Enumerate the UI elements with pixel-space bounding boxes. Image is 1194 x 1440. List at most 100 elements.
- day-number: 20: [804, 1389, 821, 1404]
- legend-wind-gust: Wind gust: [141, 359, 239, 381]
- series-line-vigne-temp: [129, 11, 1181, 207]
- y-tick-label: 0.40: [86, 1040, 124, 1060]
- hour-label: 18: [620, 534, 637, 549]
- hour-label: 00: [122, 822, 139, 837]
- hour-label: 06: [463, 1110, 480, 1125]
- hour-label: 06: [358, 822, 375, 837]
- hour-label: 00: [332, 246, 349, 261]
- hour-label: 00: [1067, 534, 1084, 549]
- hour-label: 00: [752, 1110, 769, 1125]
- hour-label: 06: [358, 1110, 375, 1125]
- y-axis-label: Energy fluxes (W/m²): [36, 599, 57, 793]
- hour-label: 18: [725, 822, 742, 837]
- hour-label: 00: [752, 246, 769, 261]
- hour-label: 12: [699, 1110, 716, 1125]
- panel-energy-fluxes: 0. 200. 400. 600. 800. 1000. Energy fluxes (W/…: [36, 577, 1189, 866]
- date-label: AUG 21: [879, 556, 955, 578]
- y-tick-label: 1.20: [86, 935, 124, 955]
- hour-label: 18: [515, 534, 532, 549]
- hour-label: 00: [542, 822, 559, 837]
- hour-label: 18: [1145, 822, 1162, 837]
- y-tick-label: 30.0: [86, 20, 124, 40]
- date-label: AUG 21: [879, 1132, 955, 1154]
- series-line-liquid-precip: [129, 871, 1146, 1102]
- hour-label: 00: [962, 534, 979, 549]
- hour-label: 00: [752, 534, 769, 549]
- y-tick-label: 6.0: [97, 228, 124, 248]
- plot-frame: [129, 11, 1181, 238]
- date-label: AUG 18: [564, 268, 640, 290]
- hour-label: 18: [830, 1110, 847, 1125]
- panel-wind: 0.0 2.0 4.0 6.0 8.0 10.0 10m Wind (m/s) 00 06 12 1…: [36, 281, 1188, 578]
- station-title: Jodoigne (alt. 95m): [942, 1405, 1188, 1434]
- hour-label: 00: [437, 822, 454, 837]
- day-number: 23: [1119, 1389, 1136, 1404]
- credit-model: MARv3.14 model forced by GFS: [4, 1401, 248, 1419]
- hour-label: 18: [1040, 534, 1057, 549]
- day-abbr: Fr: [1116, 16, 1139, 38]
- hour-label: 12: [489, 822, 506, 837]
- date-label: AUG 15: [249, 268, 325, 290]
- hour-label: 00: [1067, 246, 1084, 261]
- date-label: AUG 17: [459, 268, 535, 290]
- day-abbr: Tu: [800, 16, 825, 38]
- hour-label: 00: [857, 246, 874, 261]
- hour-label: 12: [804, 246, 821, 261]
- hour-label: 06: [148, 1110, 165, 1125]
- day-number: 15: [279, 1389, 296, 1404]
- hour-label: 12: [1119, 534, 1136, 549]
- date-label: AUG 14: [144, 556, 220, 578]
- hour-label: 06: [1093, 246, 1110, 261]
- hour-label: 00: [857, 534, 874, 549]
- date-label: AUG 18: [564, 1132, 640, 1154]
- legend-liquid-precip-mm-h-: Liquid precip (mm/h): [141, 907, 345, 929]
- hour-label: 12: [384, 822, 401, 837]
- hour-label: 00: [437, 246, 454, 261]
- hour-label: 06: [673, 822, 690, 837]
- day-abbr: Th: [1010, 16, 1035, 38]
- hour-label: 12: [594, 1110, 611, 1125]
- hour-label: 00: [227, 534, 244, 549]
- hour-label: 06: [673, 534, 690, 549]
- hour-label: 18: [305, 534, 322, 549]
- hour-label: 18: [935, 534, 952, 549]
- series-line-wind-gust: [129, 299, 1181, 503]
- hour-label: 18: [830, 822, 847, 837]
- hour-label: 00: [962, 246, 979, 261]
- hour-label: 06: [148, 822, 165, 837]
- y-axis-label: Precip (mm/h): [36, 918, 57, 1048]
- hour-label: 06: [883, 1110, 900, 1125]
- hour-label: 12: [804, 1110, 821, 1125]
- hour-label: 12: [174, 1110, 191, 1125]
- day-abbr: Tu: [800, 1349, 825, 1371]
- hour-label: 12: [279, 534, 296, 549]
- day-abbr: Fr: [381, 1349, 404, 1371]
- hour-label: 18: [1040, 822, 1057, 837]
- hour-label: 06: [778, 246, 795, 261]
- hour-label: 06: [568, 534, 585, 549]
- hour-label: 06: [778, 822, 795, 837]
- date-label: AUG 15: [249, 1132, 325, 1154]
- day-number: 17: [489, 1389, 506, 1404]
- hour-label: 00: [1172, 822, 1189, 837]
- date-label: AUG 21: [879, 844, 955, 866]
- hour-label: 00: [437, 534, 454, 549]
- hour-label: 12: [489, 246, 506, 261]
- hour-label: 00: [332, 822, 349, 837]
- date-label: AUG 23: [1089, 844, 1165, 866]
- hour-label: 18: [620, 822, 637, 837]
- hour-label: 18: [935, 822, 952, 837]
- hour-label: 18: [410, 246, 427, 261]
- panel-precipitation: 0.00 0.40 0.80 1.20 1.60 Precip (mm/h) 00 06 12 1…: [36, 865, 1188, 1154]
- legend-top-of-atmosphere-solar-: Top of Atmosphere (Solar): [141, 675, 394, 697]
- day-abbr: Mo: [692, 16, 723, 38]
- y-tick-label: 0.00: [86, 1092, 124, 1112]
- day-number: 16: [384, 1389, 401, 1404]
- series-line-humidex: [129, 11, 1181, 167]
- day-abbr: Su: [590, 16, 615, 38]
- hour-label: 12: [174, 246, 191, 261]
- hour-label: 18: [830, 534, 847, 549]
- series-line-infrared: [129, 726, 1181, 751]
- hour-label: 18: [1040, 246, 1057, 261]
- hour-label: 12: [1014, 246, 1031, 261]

+===+

__Work required__
Copy out every row above, keeping each line identical to how it appears.

__Task output__
Enumerate the UI elements with pixel-space bounding boxes. Image is 1194 x 1440. List at most 100 elements.
- day-number: 20: [804, 1389, 821, 1404]
- legend-wind-gust: Wind gust: [141, 359, 239, 381]
- series-line-vigne-temp: [129, 11, 1181, 207]
- y-tick-label: 0.40: [86, 1040, 124, 1060]
- hour-label: 18: [620, 534, 637, 549]
- hour-label: 00: [122, 822, 139, 837]
- hour-label: 06: [463, 1110, 480, 1125]
- hour-label: 06: [358, 822, 375, 837]
- hour-label: 00: [332, 246, 349, 261]
- hour-label: 00: [1067, 534, 1084, 549]
- hour-label: 00: [752, 1110, 769, 1125]
- hour-label: 06: [358, 1110, 375, 1125]
- y-axis-label: Energy fluxes (W/m²): [36, 599, 57, 793]
- hour-label: 18: [725, 822, 742, 837]
- hour-label: 00: [752, 246, 769, 261]
- hour-label: 12: [699, 1110, 716, 1125]
- panel-energy-fluxes: 0. 200. 400. 600. 800. 1000. Energy fluxes (W/…: [36, 577, 1189, 866]
- date-label: AUG 21: [879, 556, 955, 578]
- y-tick-label: 1.20: [86, 935, 124, 955]
- hour-label: 18: [515, 534, 532, 549]
- hour-label: 00: [542, 822, 559, 837]
- hour-label: 18: [1145, 822, 1162, 837]
- y-tick-label: 30.0: [86, 20, 124, 40]
- date-label: AUG 21: [879, 1132, 955, 1154]
- series-line-liquid-precip: [129, 871, 1146, 1102]
- hour-label: 00: [962, 534, 979, 549]
- hour-label: 00: [752, 534, 769, 549]
- y-tick-label: 6.0: [97, 228, 124, 248]
- plot-frame: [129, 11, 1181, 238]
- date-label: AUG 18: [564, 268, 640, 290]
- hour-label: 18: [830, 1110, 847, 1125]
- panel-wind: 0.0 2.0 4.0 6.0 8.0 10.0 10m Wind (m/s) 00 06 12 1…: [36, 281, 1188, 578]
- station-title: Jodoigne (alt. 95m): [942, 1405, 1188, 1434]
- hour-label: 00: [437, 822, 454, 837]
- day-number: 23: [1119, 1389, 1136, 1404]
- credit-model: MARv3.14 model forced by GFS: [4, 1401, 248, 1419]
- hour-label: 18: [1040, 534, 1057, 549]
- day-abbr: Fr: [1116, 16, 1139, 38]
- hour-label: 12: [489, 822, 506, 837]
- date-label: AUG 15: [249, 268, 325, 290]
- hour-label: 00: [1067, 246, 1084, 261]
- date-label: AUG 17: [459, 268, 535, 290]
- day-abbr: Tu: [800, 16, 825, 38]
- hour-label: 00: [857, 246, 874, 261]
- hour-label: 12: [804, 246, 821, 261]
- hour-label: 06: [148, 1110, 165, 1125]
- day-number: 15: [279, 1389, 296, 1404]
- hour-label: 12: [1119, 534, 1136, 549]
- date-label: AUG 14: [144, 556, 220, 578]
- hour-label: 06: [1093, 246, 1110, 261]
- hour-label: 00: [857, 534, 874, 549]
- date-label: AUG 18: [564, 1132, 640, 1154]
- legend-liquid-precip-mm-h-: Liquid precip (mm/h): [141, 907, 345, 929]
- hour-label: 12: [384, 822, 401, 837]
- hour-label: 00: [437, 246, 454, 261]
- hour-label: 06: [673, 822, 690, 837]
- day-abbr: Th: [1010, 16, 1035, 38]
- hour-label: 12: [594, 1110, 611, 1125]
- hour-label: 00: [227, 534, 244, 549]
- hour-label: 06: [673, 534, 690, 549]
- hour-label: 18: [305, 534, 322, 549]
- hour-label: 18: [935, 534, 952, 549]
- series-line-wind-gust: [129, 299, 1181, 503]
- hour-label: 18: [830, 822, 847, 837]
- hour-label: 00: [962, 246, 979, 261]
- hour-label: 06: [148, 822, 165, 837]
- y-axis-label: Precip (mm/h): [36, 918, 57, 1048]
- hour-label: 06: [883, 1110, 900, 1125]
- hour-label: 12: [804, 1110, 821, 1125]
- hour-label: 12: [174, 1110, 191, 1125]
- day-abbr: Tu: [800, 1349, 825, 1371]
- hour-label: 12: [279, 534, 296, 549]
- day-abbr: Fr: [381, 1349, 404, 1371]
- hour-label: 18: [1040, 822, 1057, 837]
- hour-label: 06: [778, 246, 795, 261]
- hour-label: 06: [568, 534, 585, 549]
- hour-label: 06: [778, 822, 795, 837]
- date-label: AUG 15: [249, 1132, 325, 1154]
- day-number: 17: [489, 1389, 506, 1404]
- hour-label: 00: [1172, 822, 1189, 837]
- date-label: AUG 21: [879, 844, 955, 866]
- hour-label: 00: [437, 534, 454, 549]
- hour-label: 12: [489, 246, 506, 261]
- hour-label: 00: [332, 822, 349, 837]
- date-label: AUG 23: [1089, 844, 1165, 866]
- hour-label: 18: [620, 822, 637, 837]
- hour-label: 18: [935, 822, 952, 837]
- hour-label: 18: [410, 246, 427, 261]
- panel-precipitation: 0.00 0.40 0.80 1.20 1.60 Precip (mm/h) 00 06 12 1…: [36, 865, 1188, 1154]
- legend-top-of-atmosphere-solar-: Top of Atmosphere (Solar): [141, 675, 394, 697]
- day-abbr: Mo: [692, 16, 723, 38]
- y-tick-label: 0.00: [86, 1092, 124, 1112]
- day-number: 16: [384, 1389, 401, 1404]
- series-line-humidex: [129, 11, 1181, 167]
- day-abbr: Su: [590, 16, 615, 38]
- hour-label: 12: [174, 246, 191, 261]
- hour-label: 18: [830, 534, 847, 549]
- series-line-infrared: [129, 726, 1181, 751]
- hour-label: 18: [1040, 246, 1057, 261]
- hour-label: 12: [1014, 246, 1031, 261]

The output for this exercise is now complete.